- _TASK GOAL_
Retype the whole listing below, character for character.

- _RECORDS FOR THE EXERCISE_
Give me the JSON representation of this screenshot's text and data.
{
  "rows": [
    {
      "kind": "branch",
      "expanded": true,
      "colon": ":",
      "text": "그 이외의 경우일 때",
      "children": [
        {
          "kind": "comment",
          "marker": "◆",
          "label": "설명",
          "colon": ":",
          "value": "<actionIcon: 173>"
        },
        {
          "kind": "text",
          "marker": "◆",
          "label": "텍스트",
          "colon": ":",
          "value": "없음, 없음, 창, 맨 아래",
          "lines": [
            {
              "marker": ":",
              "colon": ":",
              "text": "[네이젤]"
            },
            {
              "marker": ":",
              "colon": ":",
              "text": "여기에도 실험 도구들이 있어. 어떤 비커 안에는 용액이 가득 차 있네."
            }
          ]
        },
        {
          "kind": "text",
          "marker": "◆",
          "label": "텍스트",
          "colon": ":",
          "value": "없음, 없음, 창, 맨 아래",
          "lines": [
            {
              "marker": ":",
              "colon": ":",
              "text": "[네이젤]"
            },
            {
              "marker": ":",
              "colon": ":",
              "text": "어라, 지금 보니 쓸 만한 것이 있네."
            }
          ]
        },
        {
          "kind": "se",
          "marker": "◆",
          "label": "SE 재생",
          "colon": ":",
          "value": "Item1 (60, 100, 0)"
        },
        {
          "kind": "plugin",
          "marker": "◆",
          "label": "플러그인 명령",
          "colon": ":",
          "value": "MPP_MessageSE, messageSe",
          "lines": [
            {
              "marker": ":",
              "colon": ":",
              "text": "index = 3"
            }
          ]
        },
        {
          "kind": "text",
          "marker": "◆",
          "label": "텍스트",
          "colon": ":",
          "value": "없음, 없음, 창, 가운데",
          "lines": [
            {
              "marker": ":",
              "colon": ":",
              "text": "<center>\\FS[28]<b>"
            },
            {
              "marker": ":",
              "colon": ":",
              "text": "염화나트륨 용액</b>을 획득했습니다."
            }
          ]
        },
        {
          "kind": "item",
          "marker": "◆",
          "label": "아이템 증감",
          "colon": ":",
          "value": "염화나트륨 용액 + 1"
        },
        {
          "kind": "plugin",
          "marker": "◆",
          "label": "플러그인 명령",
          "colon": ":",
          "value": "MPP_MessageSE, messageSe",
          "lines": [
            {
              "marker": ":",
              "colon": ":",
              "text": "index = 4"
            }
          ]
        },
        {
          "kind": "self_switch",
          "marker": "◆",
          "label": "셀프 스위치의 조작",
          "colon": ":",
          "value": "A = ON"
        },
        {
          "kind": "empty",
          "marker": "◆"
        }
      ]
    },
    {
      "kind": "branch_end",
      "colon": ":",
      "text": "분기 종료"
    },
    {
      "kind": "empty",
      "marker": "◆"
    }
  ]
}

- _FINISHED TASK_
Give me the JSON representation of this screenshot's text and data.
{
  "rows": [
    {
      "kind": "branch",
      "expanded": true,
      "colon": ":",
      "text": "그 이외의 경우일 때",
      "children": [
        {
          "kind": "comment",
          "marker": "◆",
          "label": "설명",
          "colon": ":",
          "value": "<actionIcon: 173>"
        },
        {
          "kind": "text",
          "marker": "◆",
          "label": "텍스트",
          "colon": ":",
          "value": "없음, 없음, 창, 맨 아래",
          "lines": [
            {
              "marker": ":",
              "colon": ":",
              "text": "[네이젤]"
            },
            {
              "marker": ":",
              "colon": ":",
              "text": "여기에도 실험 도구들이 있어. 어떤 비커 안에는 용액이 가득 차 있네."
            }
          ]
        },
        {
          "kind": "text",
          "marker": "◆",
          "label": "텍스트",
          "colon": ":",
          "value": "없음, 없음, 창, 맨 아래",
          "lines": [
            {
              "marker": ":",
              "colon": ":",
              "text": "[네이젤]"
            },
            {
              "marker": ":",
              "colon": ":",
              "text": "어라, 지금 보니 쓸 만한 것이 있네."
            }
          ]
        },
        {
          "kind": "se",
          "marker": "◆",
          "label": "SE 재생",
          "colon": ":",
          "value": "Item1 (60, 100, 0)"
        },
        {
          "kind": "plugin",
          "marker": "◆",
          "label": "플러그인 명령",
          "colon": ":",
          "value": "MPP_MessageSE, messageSe",
          "lines": [
            {
              "marker": ":",
              "colon": ":",
              "text": "index = 3"
            }
          ]
        },
        {
          "kind": "text",
          "marker": "◆",
          "label": "텍스트",
          "colon": ":",
          "value": "없음, 없음, 창, 가운데",
          "lines": [
            {
              "marker": ":",
              "colon": ":",
              "text": "<center>\\FS[28]<b>"
            },
            {
              "marker": ":",
              "colon": ":",
              "text": "염화나트륨 용액</b>을 획득했습니다."
            }
          ]
        },
        {
          "kind": "item",
          "marker": "◆",
          "label": "아이템 증감",
          "colon": ":",
          "value": "염화나트륨 용액 + 1"
        },
        {
          "kind": "plugin",
          "marker": "◆",
          "label": "플러그인 명령",
          "colon": ":",
          "value": "MPP_MessageSE, messageSe",
          "lines": [
            {
              "marker": ":",
              "colon": ":",
              "text": "index = 4"
            }
          ]
        },
        {
          "kind": "self_switch",
          "marker": "◆",
          "label": "셀프 스위치의 조작",
          "colon": ":",
          "value": "A = ON"
        },
        {
          "kind": "empty",
          "marker": "◆"
        }
      ]
    },
    {
      "kind": "branch_end",
      "colon": ":",
      "text": "분기 종료"
    },
    {
      "kind": "empty",
      "marker": "◆"
    }
  ]
}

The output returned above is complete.